→ **Task brief**: The entries below should be given again exactly, minus their pictures.

Records from a data collection:
________________________

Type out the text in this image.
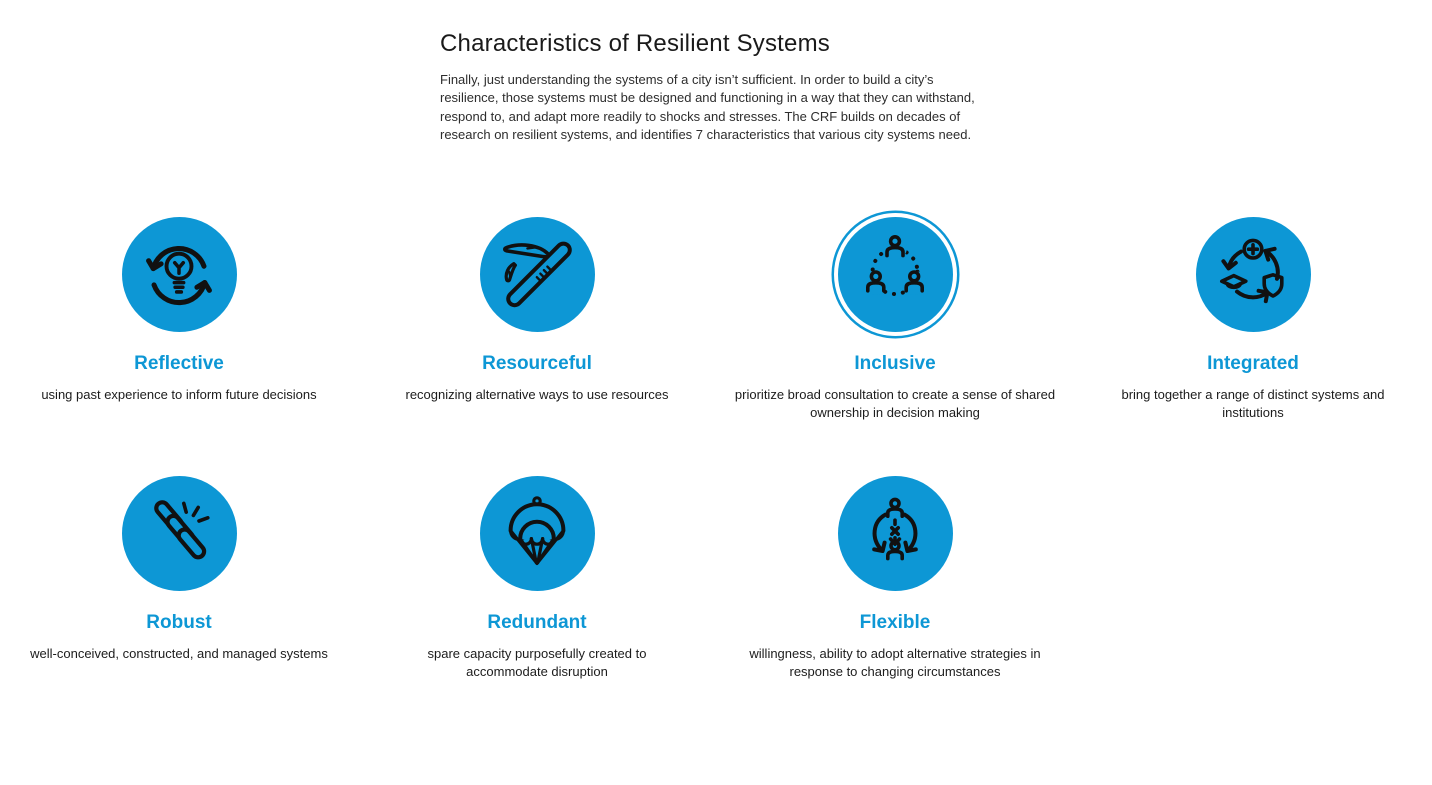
Characteristics of Resilient Systems

Finally, just understanding the systems of a city isn’t sufficient. In order to build a city’s resilience, those systems must be designed and functioning in a way that they can withstand, respond to, and adapt more readily to shocks and stresses. The CRF builds on decades of research on resilient systems, and identifies 7 characteristics that various city systems need.

Reflective

using past experience to inform future decisions

Resourceful

recognizing alternative ways to use resources

Inclusive

prioritize broad consultation to create a sense of shared ownership in decision making

Integrated

bring together a range of distinct systems and institutions

Robust

well-conceived, constructed, and managed systems

Redundant

spare capacity purposefully created to accommodate disruption

Flexible

willingness, ability to adopt alternative strategies in response to changing circumstances
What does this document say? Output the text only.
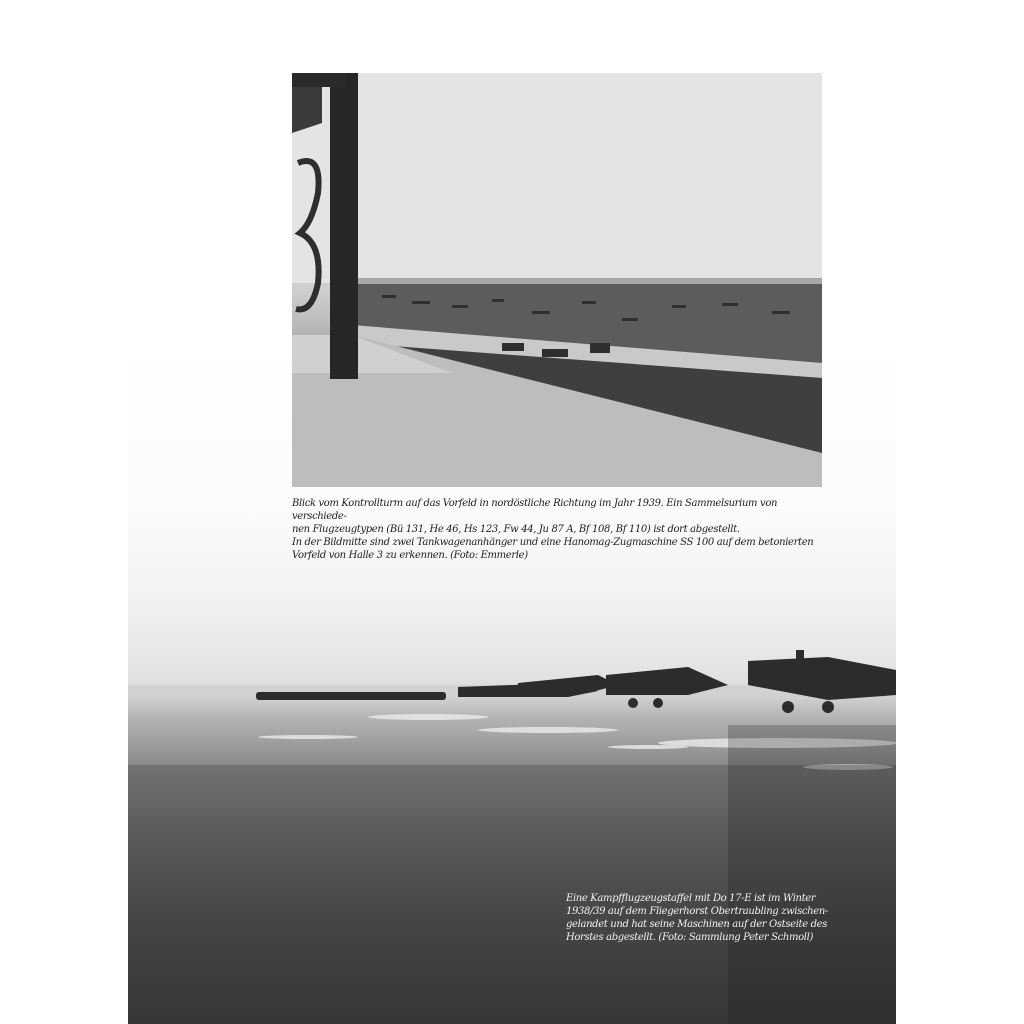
Eine Kampfflugzeugstaffel mit Do 17-E ist im Winter
1938/39 auf dem Fliegerhorst Obertraubling zwischen-
gelandet und hat seine Maschinen auf der Ostseite des
Horstes abgestellt. (Foto: Sammlung Peter Schmoll)

Blick vom Kontrollturm auf das Vorfeld in nordöstliche Richtung im Jahr 1939. Ein Sammelsurium von verschiede-

nen Flugzeugtypen (Bü 131, He 46, Hs 123, Fw 44, Ju 87 A, Bf 108, Bf 110) ist dort abgestellt.

In der Bildmitte sind zwei Tankwagenanhänger und eine Hanomag-Zugmaschine SS 100 auf dem betonierten

Vorfeld von Halle 3 zu erkennen. (Foto: Emmerle)
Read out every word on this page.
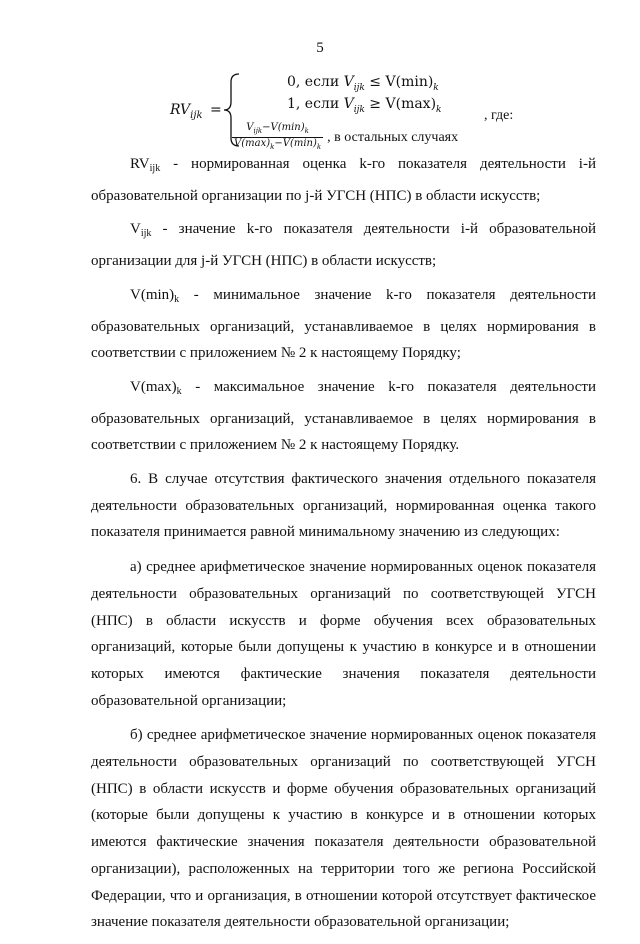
5
$RV_{ijk}$ =
0, если $V_{ijk} \le V(\min)_k$
1, если $V_{ijk} \ge V(\max)_k$
$\frac{V_{ijk}-V(\min)_k}{V(\max)_k-V(\min)_k}$ , в остальных случаях
, где:

$RV_{ijk}$ - нормированная оценка k-го показателя деятельности i-й образовательной организации по j-й УГСН (НПС) в области искусств;

$V_{ijk}$ - значение k-го показателя деятельности i-й образовательной организации для j-й УГСН (НПС) в области искусств;

$V(\min)_k$ - минимальное значение k-го показателя деятельности образовательных организаций, устанавливаемое в целях нормирования в соответствии с приложением № 2 к настоящему Порядку;

$V(\max)_k$ - максимальное значение k-го показателя деятельности образовательных организаций, устанавливаемое в целях нормирования в соответствии с приложением № 2 к настоящему Порядку.

6. В случае отсутствия фактического значения отдельного показателя деятельности образовательных организаций, нормированная оценка такого показателя принимается равной минимальному значению из следующих:

а) среднее арифметическое значение нормированных оценок показателя деятельности образовательных организаций по соответствующей УГСН (НПС) в области искусств и форме обучения всех образовательных организаций, которые были допущены к участию в конкурсе и в отношении которых имеются фактические значения показателя деятельности образовательной организации;

б) среднее арифметическое значение нормированных оценок показателя деятельности образовательных организаций по соответствующей УГСН (НПС) в области искусств и форме обучения образовательных организаций (которые были допущены к участию в конкурсе и в отношении которых имеются фактические значения показателя деятельности образовательной организации), расположенных на территории того же региона Российской Федерации, что и организация, в отношении которой отсутствует фактическое значение показателя деятельности образовательной организации;
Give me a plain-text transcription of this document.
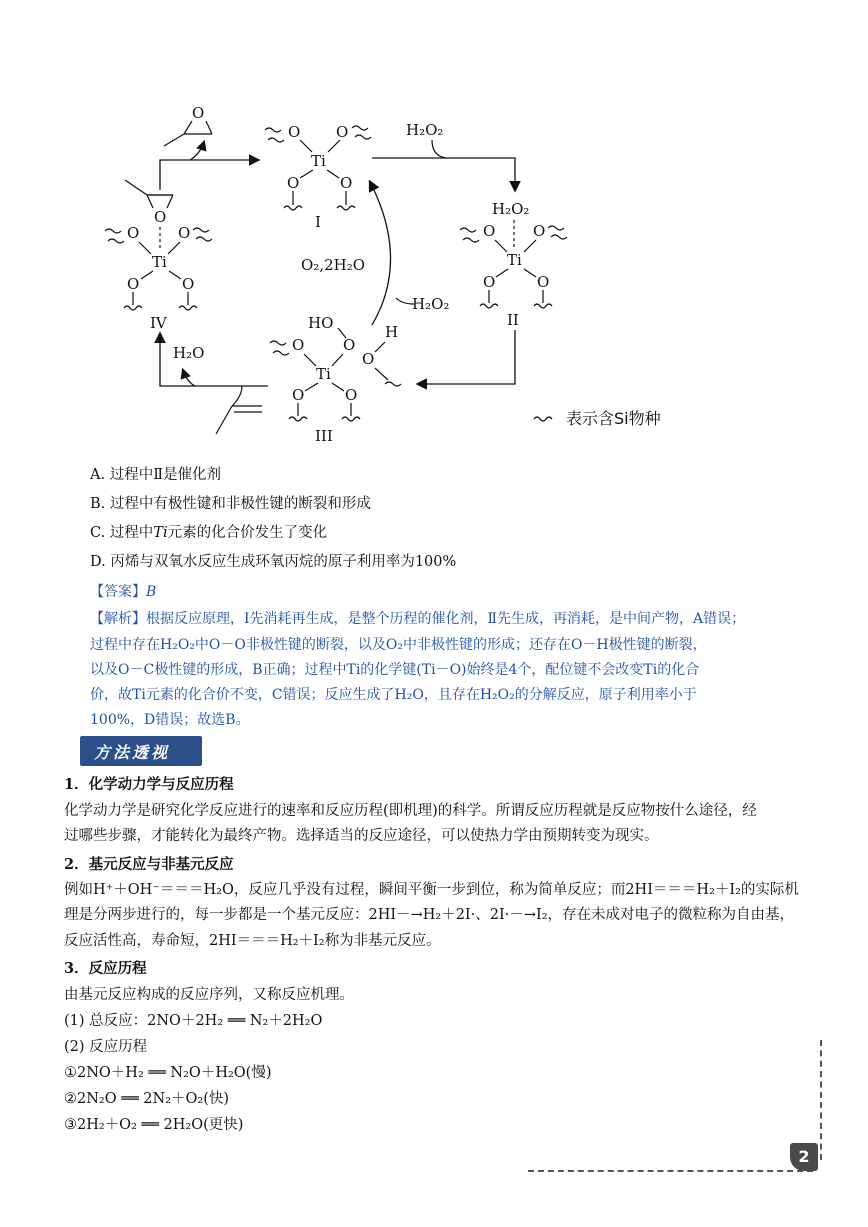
O O
Ti
O	O
I
H₂O₂
O	O
Ti
O	O
II
HO
O
H
O
O
Ti
O	O
III
O
O	O
Ti
O	O
IV
H₂O₂
H₂O
O
H₂O₂
O₂,2H₂O
表示含Si物种
A. 过程中Ⅱ是催化剂
B. 过程中有极性键和非极性键的断裂和形成
C. 过程中Ti元素的化合价发生了变化
D. 丙烯与双氧水反应生成环氧丙烷的原子利用率为100%
【答案】B
【解析】根据反应原理，Ⅰ先消耗再生成，是整个历程的催化剂，Ⅱ先生成，再消耗，是中间产物，A错误；
过程中存在H₂O₂中O－O非极性键的断裂，以及O₂中非极性键的形成；还存在O－H极性键的断裂，
以及O－C极性键的形成，B正确；过程中Ti的化学键(Ti－O)始终是4个，配位键不会改变Ti的化合
价，故Ti元素的化合价不变，C错误；反应生成了H₂O，且存在H₂O₂的分解反应，原子利用率小于
100%，D错误；故选B。
方法透视
1．化学动力学与反应历程
化学动力学是研究化学反应进行的速率和反应历程(即机理)的科学。所谓反应历程就是反应物按什么途径，经
过哪些步骤，才能转化为最终产物。选择适当的反应途径，可以使热力学由预期转变为现实。
2．基元反应与非基元反应
例如H⁺＋OH⁻＝＝＝H₂O，反应几乎没有过程，瞬间平衡一步到位，称为简单反应；而2HI＝＝＝H₂＋I₂的实际机
理是分两步进行的，每一步都是一个基元反应：2HI－→H₂＋2I·、2I·－→I₂，存在未成对电子的微粒称为自由基，
反应活性高，寿命短，2HI＝＝＝H₂＋I₂称为非基元反应。
3．反应历程
由基元反应构成的反应序列，又称反应机理。
(1) 总反应：2NO＋2H₂ ══ N₂＋2H₂O
(2) 反应历程
①2NO＋H₂ ══ N₂O＋H₂O(慢)
②2N₂O ══ 2N₂＋O₂(快)
③2H₂＋O₂ ══ 2H₂O(更快)
2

________________________

→ **Answer for the task**:
Type out the text in this image.
Characteristics of Resilient Systems

Finally, just understanding the systems of a city isn’t sufficient. In order to build a city’s resilience, those systems must be designed and functioning in a way that they can withstand, respond to, and adapt more readily to shocks and stresses. The CRF builds on decades of research on resilient systems, and identifies 7 characteristics that various city systems need.

Reflective

using past experience to inform future decisions

Resourceful

recognizing alternative ways to use resources

Inclusive

prioritize broad consultation to create a sense of shared ownership in decision making

Integrated

bring together a range of distinct systems and institutions

Robust

well-conceived, constructed, and managed systems

Redundant

spare capacity purposefully created to accommodate disruption

Flexible

willingness, ability to adopt alternative strategies in response to changing circumstances
What does this document say? Output the text only.
Eine Kampfflugzeugstaffel mit Do 17-E ist im Winter
1938/39 auf dem Fliegerhorst Obertraubling zwischen-
gelandet und hat seine Maschinen auf der Ostseite des
Horstes abgestellt. (Foto: Sammlung Peter Schmoll)

Blick vom Kontrollturm auf das Vorfeld in nordöstliche Richtung im Jahr 1939. Ein Sammelsurium von verschiede-

nen Flugzeugtypen (Bü 131, He 46, Hs 123, Fw 44, Ju 87 A, Bf 108, Bf 110) ist dort abgestellt.

In der Bildmitte sind zwei Tankwagenanhänger und eine Hanomag-Zugmaschine SS 100 auf dem betonierten

Vorfeld von Halle 3 zu erkennen. (Foto: Emmerle)
Read out every word on this page.
5
$RV_{ijk}$ =
0, если $V_{ijk} \le V(\min)_k$
1, если $V_{ijk} \ge V(\max)_k$
$\frac{V_{ijk}-V(\min)_k}{V(\max)_k-V(\min)_k}$ , в остальных случаях
, где:

$RV_{ijk}$ - нормированная оценка k-го показателя деятельности i-й образовательной организации по j-й УГСН (НПС) в области искусств;

$V_{ijk}$ - значение k-го показателя деятельности i-й образовательной организации для j-й УГСН (НПС) в области искусств;

$V(\min)_k$ - минимальное значение k-го показателя деятельности образовательных организаций, устанавливаемое в целях нормирования в соответствии с приложением № 2 к настоящему Порядку;

$V(\max)_k$ - максимальное значение k-го показателя деятельности образовательных организаций, устанавливаемое в целях нормирования в соответствии с приложением № 2 к настоящему Порядку.

6. В случае отсутствия фактического значения отдельного показателя деятельности образовательных организаций, нормированная оценка такого показателя принимается равной минимальному значению из следующих:

а) среднее арифметическое значение нормированных оценок показателя деятельности образовательных организаций по соответствующей УГСН (НПС) в области искусств и форме обучения всех образовательных организаций, которые были допущены к участию в конкурсе и в отношении которых имеются фактические значения показателя деятельности образовательной организации;

б) среднее арифметическое значение нормированных оценок показателя деятельности образовательных организаций по соответствующей УГСН (НПС) в области искусств и форме обучения образовательных организаций (которые были допущены к участию в конкурсе и в отношении которых имеются фактические значения показателя деятельности образовательной организации), расположенных на территории того же региона Российской Федерации, что и организация, в отношении которой отсутствует фактическое значение показателя деятельности образовательной организации;
Give me a plain-text transcription of this document.
O O
Ti
O	O
I
H₂O₂
O	O
Ti
O	O
II
HO
O
H
O
O
Ti
O	O
III
O
O	O
Ti
O	O
IV
H₂O₂
H₂O
O
H₂O₂
O₂,2H₂O
表示含Si物种
A. 过程中Ⅱ是催化剂
B. 过程中有极性键和非极性键的断裂和形成
C. 过程中Ti元素的化合价发生了变化
D. 丙烯与双氧水反应生成环氧丙烷的原子利用率为100%
【答案】B
【解析】根据反应原理，Ⅰ先消耗再生成，是整个历程的催化剂，Ⅱ先生成，再消耗，是中间产物，A错误；
过程中存在H₂O₂中O－O非极性键的断裂，以及O₂中非极性键的形成；还存在O－H极性键的断裂，
以及O－C极性键的形成，B正确；过程中Ti的化学键(Ti－O)始终是4个，配位键不会改变Ti的化合
价，故Ti元素的化合价不变，C错误；反应生成了H₂O，且存在H₂O₂的分解反应，原子利用率小于
100%，D错误；故选B。
方法透视
1．化学动力学与反应历程
化学动力学是研究化学反应进行的速率和反应历程(即机理)的科学。所谓反应历程就是反应物按什么途径，经
过哪些步骤，才能转化为最终产物。选择适当的反应途径，可以使热力学由预期转变为现实。
2．基元反应与非基元反应
例如H⁺＋OH⁻＝＝＝H₂O，反应几乎没有过程，瞬间平衡一步到位，称为简单反应；而2HI＝＝＝H₂＋I₂的实际机
理是分两步进行的，每一步都是一个基元反应：2HI－→H₂＋2I·、2I·－→I₂，存在未成对电子的微粒称为自由基，
反应活性高，寿命短，2HI＝＝＝H₂＋I₂称为非基元反应。
3．反应历程
由基元反应构成的反应序列，又称反应机理。
(1) 总反应：2NO＋2H₂ ══ N₂＋2H₂O
(2) 反应历程
①2NO＋H₂ ══ N₂O＋H₂O(慢)
②2N₂O ══ 2N₂＋O₂(快)
③2H₂＋O₂ ══ 2H₂O(更快)
2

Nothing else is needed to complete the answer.